## WORK TO DO
Your task is to print all of the data word for word.

==================================================

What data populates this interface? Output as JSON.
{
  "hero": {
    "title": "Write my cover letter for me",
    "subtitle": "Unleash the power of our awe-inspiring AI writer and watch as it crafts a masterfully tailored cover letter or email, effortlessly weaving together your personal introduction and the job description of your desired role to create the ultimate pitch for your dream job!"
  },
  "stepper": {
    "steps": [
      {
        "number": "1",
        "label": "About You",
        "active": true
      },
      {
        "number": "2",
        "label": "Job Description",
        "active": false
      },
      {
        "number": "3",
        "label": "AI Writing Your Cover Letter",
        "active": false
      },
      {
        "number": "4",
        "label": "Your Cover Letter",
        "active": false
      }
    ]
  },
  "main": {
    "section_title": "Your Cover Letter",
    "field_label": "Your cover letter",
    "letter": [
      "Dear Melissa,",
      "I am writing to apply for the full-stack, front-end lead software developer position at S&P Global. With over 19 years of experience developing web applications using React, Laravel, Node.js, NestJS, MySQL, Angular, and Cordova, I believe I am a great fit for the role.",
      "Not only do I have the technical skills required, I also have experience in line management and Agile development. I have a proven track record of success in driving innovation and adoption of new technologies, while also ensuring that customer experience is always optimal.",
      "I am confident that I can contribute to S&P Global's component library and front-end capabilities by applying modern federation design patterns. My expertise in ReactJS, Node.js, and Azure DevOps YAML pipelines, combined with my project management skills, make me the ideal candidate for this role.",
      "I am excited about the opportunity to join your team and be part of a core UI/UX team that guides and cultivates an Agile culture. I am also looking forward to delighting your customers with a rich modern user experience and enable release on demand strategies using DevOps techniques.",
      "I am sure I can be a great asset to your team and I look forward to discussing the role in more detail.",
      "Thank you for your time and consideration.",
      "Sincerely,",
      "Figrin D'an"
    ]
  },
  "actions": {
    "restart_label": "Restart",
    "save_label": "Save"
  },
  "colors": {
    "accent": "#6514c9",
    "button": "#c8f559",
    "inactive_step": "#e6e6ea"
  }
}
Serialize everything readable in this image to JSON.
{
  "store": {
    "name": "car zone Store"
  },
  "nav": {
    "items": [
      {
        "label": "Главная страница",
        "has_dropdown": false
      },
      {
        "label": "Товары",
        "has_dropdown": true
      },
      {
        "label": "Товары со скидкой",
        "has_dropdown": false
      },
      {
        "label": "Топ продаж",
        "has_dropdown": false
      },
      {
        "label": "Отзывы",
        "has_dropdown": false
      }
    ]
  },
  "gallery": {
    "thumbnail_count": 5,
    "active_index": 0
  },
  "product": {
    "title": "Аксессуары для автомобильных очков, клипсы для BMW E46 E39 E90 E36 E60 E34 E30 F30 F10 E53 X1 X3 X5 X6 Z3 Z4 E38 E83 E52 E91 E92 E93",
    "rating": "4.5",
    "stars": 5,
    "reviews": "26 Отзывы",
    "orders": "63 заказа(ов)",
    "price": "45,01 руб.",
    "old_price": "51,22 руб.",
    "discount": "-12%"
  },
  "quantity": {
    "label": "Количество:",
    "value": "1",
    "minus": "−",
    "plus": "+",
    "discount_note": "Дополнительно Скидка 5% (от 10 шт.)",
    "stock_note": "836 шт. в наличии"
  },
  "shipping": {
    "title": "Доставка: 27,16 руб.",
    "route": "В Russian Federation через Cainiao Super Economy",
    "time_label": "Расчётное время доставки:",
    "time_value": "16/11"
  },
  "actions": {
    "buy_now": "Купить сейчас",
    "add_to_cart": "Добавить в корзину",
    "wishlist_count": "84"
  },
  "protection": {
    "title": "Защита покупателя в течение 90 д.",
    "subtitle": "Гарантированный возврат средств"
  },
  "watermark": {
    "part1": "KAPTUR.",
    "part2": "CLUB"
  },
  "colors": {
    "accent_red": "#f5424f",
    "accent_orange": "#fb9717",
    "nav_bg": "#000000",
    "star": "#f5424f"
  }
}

==================================================

## RESPONSE BELOW
What data populates this interface? Output as JSON.
{
  "hero": {
    "title": "Write my cover letter for me",
    "subtitle": "Unleash the power of our awe-inspiring AI writer and watch as it crafts a masterfully tailored cover letter or email, effortlessly weaving together your personal introduction and the job description of your desired role to create the ultimate pitch for your dream job!"
  },
  "stepper": {
    "steps": [
      {
        "number": "1",
        "label": "About You",
        "active": true
      },
      {
        "number": "2",
        "label": "Job Description",
        "active": false
      },
      {
        "number": "3",
        "label": "AI Writing Your Cover Letter",
        "active": false
      },
      {
        "number": "4",
        "label": "Your Cover Letter",
        "active": false
      }
    ]
  },
  "main": {
    "section_title": "Your Cover Letter",
    "field_label": "Your cover letter",
    "letter": [
      "Dear Melissa,",
      "I am writing to apply for the full-stack, front-end lead software developer position at S&P Global. With over 19 years of experience developing web applications using React, Laravel, Node.js, NestJS, MySQL, Angular, and Cordova, I believe I am a great fit for the role.",
      "Not only do I have the technical skills required, I also have experience in line management and Agile development. I have a proven track record of success in driving innovation and adoption of new technologies, while also ensuring that customer experience is always optimal.",
      "I am confident that I can contribute to S&P Global's component library and front-end capabilities by applying modern federation design patterns. My expertise in ReactJS, Node.js, and Azure DevOps YAML pipelines, combined with my project management skills, make me the ideal candidate for this role.",
      "I am excited about the opportunity to join your team and be part of a core UI/UX team that guides and cultivates an Agile culture. I am also looking forward to delighting your customers with a rich modern user experience and enable release on demand strategies using DevOps techniques.",
      "I am sure I can be a great asset to your team and I look forward to discussing the role in more detail.",
      "Thank you for your time and consideration.",
      "Sincerely,",
      "Figrin D'an"
    ]
  },
  "actions": {
    "restart_label": "Restart",
    "save_label": "Save"
  },
  "colors": {
    "accent": "#6514c9",
    "button": "#c8f559",
    "inactive_step": "#e6e6ea"
  }
}
Serialize everything readable in this image to JSON.
{
  "store": {
    "name": "car zone Store"
  },
  "nav": {
    "items": [
      {
        "label": "Главная страница",
        "has_dropdown": false
      },
      {
        "label": "Товары",
        "has_dropdown": true
      },
      {
        "label": "Товары со скидкой",
        "has_dropdown": false
      },
      {
        "label": "Топ продаж",
        "has_dropdown": false
      },
      {
        "label": "Отзывы",
        "has_dropdown": false
      }
    ]
  },
  "gallery": {
    "thumbnail_count": 5,
    "active_index": 0
  },
  "product": {
    "title": "Аксессуары для автомобильных очков, клипсы для BMW E46 E39 E90 E36 E60 E34 E30 F30 F10 E53 X1 X3 X5 X6 Z3 Z4 E38 E83 E52 E91 E92 E93",
    "rating": "4.5",
    "stars": 5,
    "reviews": "26 Отзывы",
    "orders": "63 заказа(ов)",
    "price": "45,01 руб.",
    "old_price": "51,22 руб.",
    "discount": "-12%"
  },
  "quantity": {
    "label": "Количество:",
    "value": "1",
    "minus": "−",
    "plus": "+",
    "discount_note": "Дополнительно Скидка 5% (от 10 шт.)",
    "stock_note": "836 шт. в наличии"
  },
  "shipping": {
    "title": "Доставка: 27,16 руб.",
    "route": "В Russian Federation через Cainiao Super Economy",
    "time_label": "Расчётное время доставки:",
    "time_value": "16/11"
  },
  "actions": {
    "buy_now": "Купить сейчас",
    "add_to_cart": "Добавить в корзину",
    "wishlist_count": "84"
  },
  "protection": {
    "title": "Защита покупателя в течение 90 д.",
    "subtitle": "Гарантированный возврат средств"
  },
  "watermark": {
    "part1": "KAPTUR.",
    "part2": "CLUB"
  },
  "colors": {
    "accent_red": "#f5424f",
    "accent_orange": "#fb9717",
    "nav_bg": "#000000",
    "star": "#f5424f"
  }
}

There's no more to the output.